- _ТЕКСТ ДЛЯ ЧТЕНИЯ_

Диалектика эстетического процесса.Диалектика эстетического как теория чувственного познания (Канарский)

1

Здесь и далее в скобках сначала дается порядковый номер цитируемого источника в списке литературы, помещенном в конце книги, затем – том, если издание многотомное; курсивом обозначается страница.

2

Видимо, сам смысл существования эстетической науки предостерегает нас от возможного обеднения понятия эстетического: человечество не знает более весомых ценностей, кроме тех, которые обозначены понятиями прекрасного, возвышенного и т.д.

3

Нередко в таком толковании не видят ничего плохого. Дескать, за понятием «эстетическое» скрывается не что иное, как чувственное. А поскольку все окружающее нас есть в сущности… чувственное (здесь, по-видимому, подразумевают – ощущаемое, воспринимаемое и т.д.), то, следовательно, есть и эстетическое. При этом забывают, что чувственное – это не только отношение человека к вещи, ее свойствам и качествам, какими бы важными они ни были в практике жизни, но и отношение человека к самому себе, к цели, смыслу своего человеческого бытия вообще. А это такая сторона дела, которая вряд ли может быть понята, если все внимание сосредоточивать на вещи и ее свойствах.

4

На наш взгляд, совершенно недопустимо смешивать понятия «утилитарный» и «утилитаристский». Следует помнить, что такого рода смешение, когда утилитарному придается крайне узкий и односторонний смысл, есть продукт буржуазной эпохи и буржуазного представления о сущности полезного вообще. Ю.М. Бородай правильно замечает, что совмещение в утилитарном существа полезного и удовольствия, совмещение, которое с большим трудом поддается усвоению как со стороны буржуазных историков эстетики, так и со стороны буржуазных теоретиков искусства, выглядело совершенно естественным с точки зрения античной эпохи, где впервые было вычленено это понятие вообще. Именно «здесь возникает нерушимое единство производственного, утилитарного и практического, с одной стороны, а с другой – чисто эстетического и вполне „незаинтересованного“ любования предметами искусства и жизни. Прекрасно, с античной точки зрения, только то, что максимально утилитарно, максимально нужно для жизни, максимально полезно, удобно и выгодно, но что, с другой стороны, и в то же самое время есть предмет любования и доставляет вполне бескорыстную радость» [32, 30]. «Буржуазная социология, – пишет А.А. Френкин, – исходит из идеи несовместимости игры и утилитарности» [39, 123]. Но исходит потому, что «утилитарность, как она существовала веками, – это исторически обусловленное неизбежное следствие тяжелого повседневного труда суровых будней, зависимость человека от практических обстоятельств» [39, 123].

- _СПИСОК ЗАДАНИЙ_
A. Перепишите отрывок текста для чтения от «Видимо, сам смысл» до «и ее свойствах.», заменив «человека» на «личности».
B. Выпишите из записей все строки со словом «زمان». Регистр букв учитывается.

- _ИСХОДНЫЕ ДАННЫЕ_

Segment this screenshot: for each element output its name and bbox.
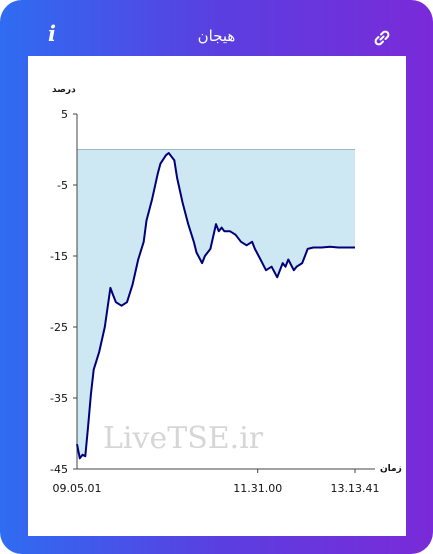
- y-tick-label: -45: [50, 463, 68, 476]
- x-tick-label: 13.13.41: [331, 482, 380, 495]
- area-fill: [77, 149, 355, 459]
- x-axis-label: زمان: [380, 464, 402, 474]
- y-tick-label: -5: [57, 179, 68, 192]
- y-tick-label: -35: [50, 392, 68, 405]
- watermark-text: LiveTSE.ir: [103, 421, 264, 456]
- x-tick-label: 09.05.01: [53, 482, 102, 495]
- info-icon[interactable]: i: [48, 21, 56, 46]
- y-tick-label: -25: [50, 321, 68, 334]
- x-tick-label: 11.31.00: [233, 482, 282, 495]
- y-tick-label: -15: [50, 250, 68, 263]
- link-icon[interactable]: [372, 28, 392, 48]
- page-title: هیجان: [197, 27, 236, 45]
- header-bar: i هیجان: [0, 0, 433, 56]
- y-tick-label: 5: [61, 108, 68, 121]
- y-axis-label: درصد: [52, 85, 76, 95]
- chart-panel: درصد زمان 5 -5 -15 -25 -35 -45 09.05.01 11.31.0…: [28, 56, 406, 536]
- series-line: [76, 152, 355, 460]
- chart-svg: درصد زمان 5 -5 -15 -25 -35 -45 09.05.01 11.31.0…: [50, 85, 402, 495]
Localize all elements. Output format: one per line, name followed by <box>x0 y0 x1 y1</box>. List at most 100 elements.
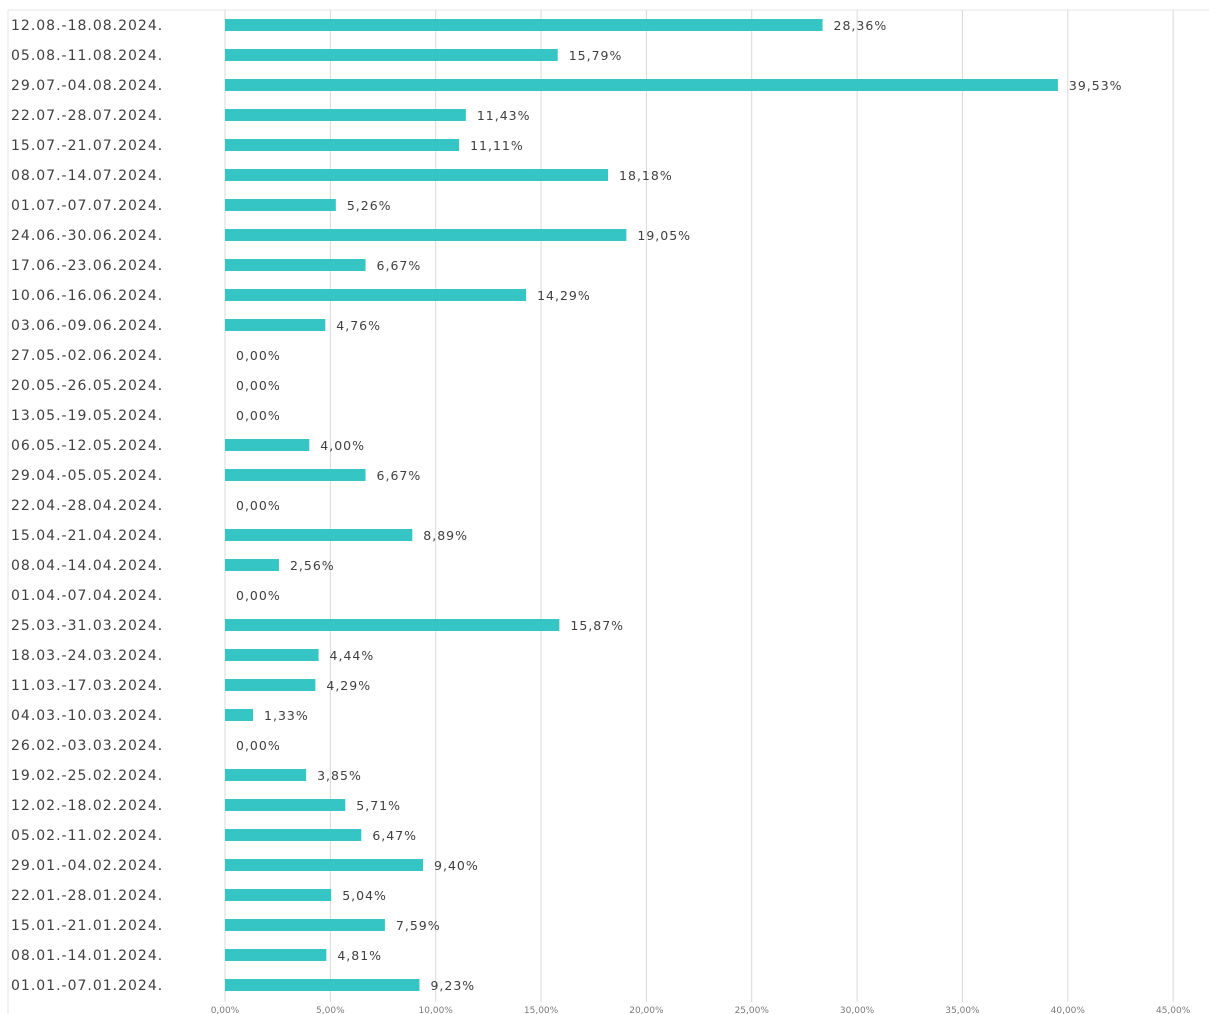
data-label: 5,26% <box>347 198 392 213</box>
data-label: 0,00% <box>236 408 281 423</box>
category-label: 15.07.-21.07.2024. <box>11 138 163 154</box>
bar <box>225 19 823 31</box>
bar <box>225 229 627 241</box>
category-label: 11.03.-17.03.2024. <box>11 678 163 694</box>
data-label: 15,87% <box>570 618 624 633</box>
data-label: 11,11% <box>470 138 524 153</box>
data-label: 3,85% <box>317 768 362 783</box>
x-tick-label: 5,00% <box>316 1006 345 1014</box>
data-label: 18,18% <box>619 168 673 183</box>
data-label: 1,33% <box>264 708 309 723</box>
category-label: 08.01.-14.01.2024. <box>11 948 163 964</box>
category-label: 01.07.-07.07.2024. <box>11 198 163 214</box>
x-tick-label: 10,00% <box>419 1006 454 1014</box>
data-label: 4,44% <box>330 648 375 663</box>
bar <box>225 949 327 961</box>
x-tick-label: 40,00% <box>1051 1006 1086 1014</box>
data-label: 7,59% <box>396 918 441 933</box>
category-label: 15.01.-21.01.2024. <box>11 918 163 934</box>
data-label: 19,05% <box>637 228 691 243</box>
bar <box>225 529 413 541</box>
category-label: 04.03.-10.03.2024. <box>11 708 163 724</box>
data-label: 0,00% <box>236 738 281 753</box>
bar <box>225 709 254 721</box>
category-label: 05.08.-11.08.2024. <box>11 48 163 64</box>
category-label: 08.04.-14.04.2024. <box>11 558 163 574</box>
bar <box>225 469 366 481</box>
category-label: 22.04.-28.04.2024. <box>11 498 163 514</box>
x-tick-label: 25,00% <box>735 1006 770 1014</box>
category-label: 12.02.-18.02.2024. <box>11 798 163 814</box>
category-label: 19.02.-25.02.2024. <box>11 768 163 784</box>
category-label: 25.03.-31.03.2024. <box>11 618 163 634</box>
category-label: 24.06.-30.06.2024. <box>11 228 163 244</box>
data-label: 6,47% <box>372 828 417 843</box>
category-label: 22.07.-28.07.2024. <box>11 108 163 124</box>
data-label: 9,23% <box>430 978 475 993</box>
data-label: 0,00% <box>236 348 281 363</box>
data-label: 8,89% <box>423 528 468 543</box>
data-label: 28,36% <box>834 18 888 33</box>
category-label: 29.04.-05.05.2024. <box>11 468 163 484</box>
data-label: 4,76% <box>336 318 381 333</box>
bar <box>225 289 527 301</box>
value-labels: 28,36% 15,79% 39,53% 11,43% 11,11% 18,18% 5,26… <box>236 18 1122 993</box>
bar <box>225 559 279 571</box>
category-label: 17.06.-23.06.2024. <box>11 258 163 274</box>
bar <box>225 109 466 121</box>
data-label: 9,40% <box>434 858 479 873</box>
data-label: 0,00% <box>236 378 281 393</box>
category-label: 20.05.-26.05.2024. <box>11 378 163 394</box>
bar <box>225 769 307 781</box>
category-label: 01.04.-07.04.2024. <box>11 588 163 604</box>
bar <box>225 319 326 331</box>
category-label: 29.01.-04.02.2024. <box>11 858 163 874</box>
bar <box>225 919 385 931</box>
x-tick-label: 35,00% <box>945 1006 980 1014</box>
data-label: 5,04% <box>342 888 387 903</box>
category-label: 27.05.-02.06.2024. <box>11 348 163 364</box>
category-label: 03.06.-09.06.2024. <box>11 318 163 334</box>
bar <box>225 979 420 991</box>
x-axis-ticks: 0,00% 5,00% 10,00% 15,00% 20,00% 25,00% 30,00%… <box>211 1006 1191 1014</box>
bar <box>225 139 460 151</box>
data-label: 5,71% <box>356 798 401 813</box>
category-label: 08.07.-14.07.2024. <box>11 168 163 184</box>
bar <box>225 259 366 271</box>
bar <box>225 49 558 61</box>
category-label: 10.06.-16.06.2024. <box>11 288 163 304</box>
bar <box>225 829 362 841</box>
bar <box>225 619 560 631</box>
data-label: 0,00% <box>236 498 281 513</box>
data-label: 2,56% <box>290 558 335 573</box>
bar <box>225 649 319 661</box>
data-label: 4,29% <box>326 678 371 693</box>
category-label: 06.05.-12.05.2024. <box>11 438 163 454</box>
data-label: 4,81% <box>337 948 382 963</box>
bar <box>225 169 609 181</box>
x-tick-label: 20,00% <box>629 1006 664 1014</box>
category-label: 15.04.-21.04.2024. <box>11 528 163 544</box>
category-label: 12.08.-18.08.2024. <box>11 18 163 34</box>
category-labels: 12.08.-18.08.2024. 05.08.-11.08.2024. 29.0… <box>11 18 163 994</box>
data-label: 15,79% <box>569 48 623 63</box>
category-label: 26.02.-03.03.2024. <box>11 738 163 754</box>
bar <box>225 439 310 451</box>
bar <box>225 889 332 901</box>
data-label: 6,67% <box>377 258 422 273</box>
category-label: 22.01.-28.01.2024. <box>11 888 163 904</box>
bar <box>225 199 336 211</box>
category-label: 13.05.-19.05.2024. <box>11 408 163 424</box>
data-label: 14,29% <box>537 288 591 303</box>
bar <box>225 679 316 691</box>
x-tick-label: 30,00% <box>840 1006 875 1014</box>
bar <box>225 799 346 811</box>
data-label: 11,43% <box>477 108 531 123</box>
bars <box>225 19 1058 991</box>
bar <box>225 859 424 871</box>
x-tick-label: 0,00% <box>211 1006 240 1014</box>
bar <box>225 79 1058 91</box>
category-label: 29.07.-04.08.2024. <box>11 78 163 94</box>
data-label: 4,00% <box>320 438 365 453</box>
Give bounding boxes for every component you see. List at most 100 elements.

- _ОТВЕТЫ НИЖЕ_
A.
Видимо, сам смысл существования эстетической науки предостерегает нас от возможного обеднения понятия эстетического: человечество не знает более весомых ценностей, кроме тех, которые обозначены понятиями прекрасного, возвышенного и т.д.

3

Нередко в таком толковании не видят ничего плохого. Дескать, за понятием «эстетическое» скрывается не что иное, как чувственное. А поскольку все окружающее нас есть в сущности… чувственное (здесь, по-видимому, подразумевают – ощущаемое, воспринимаемое и т.д.), то, следовательно, есть и эстетическое. При этом забывают, что чувственное – это не только отношение личности к вещи, ее свойствам и качествам, какими бы важными они ни были в практике жизни, но и отношение личности к самому себе, к цели, смыслу своего человеческого бытия вообще. А это такая сторона дела, которая вряд ли может быть понята, если все внимание сосредоточивать на вещи и ее свойствах.

B.
- x-axis-label: زمان: [380, 464, 402, 474]
- chart-panel: درصد زمان 5 -5 -15 -25 -35 -45 09.05.01 11.31.0…: [28, 56, 406, 536]
- chart-svg: درصد زمان 5 -5 -15 -25 -35 -45 09.05.01 11.31.0…: [50, 85, 402, 495]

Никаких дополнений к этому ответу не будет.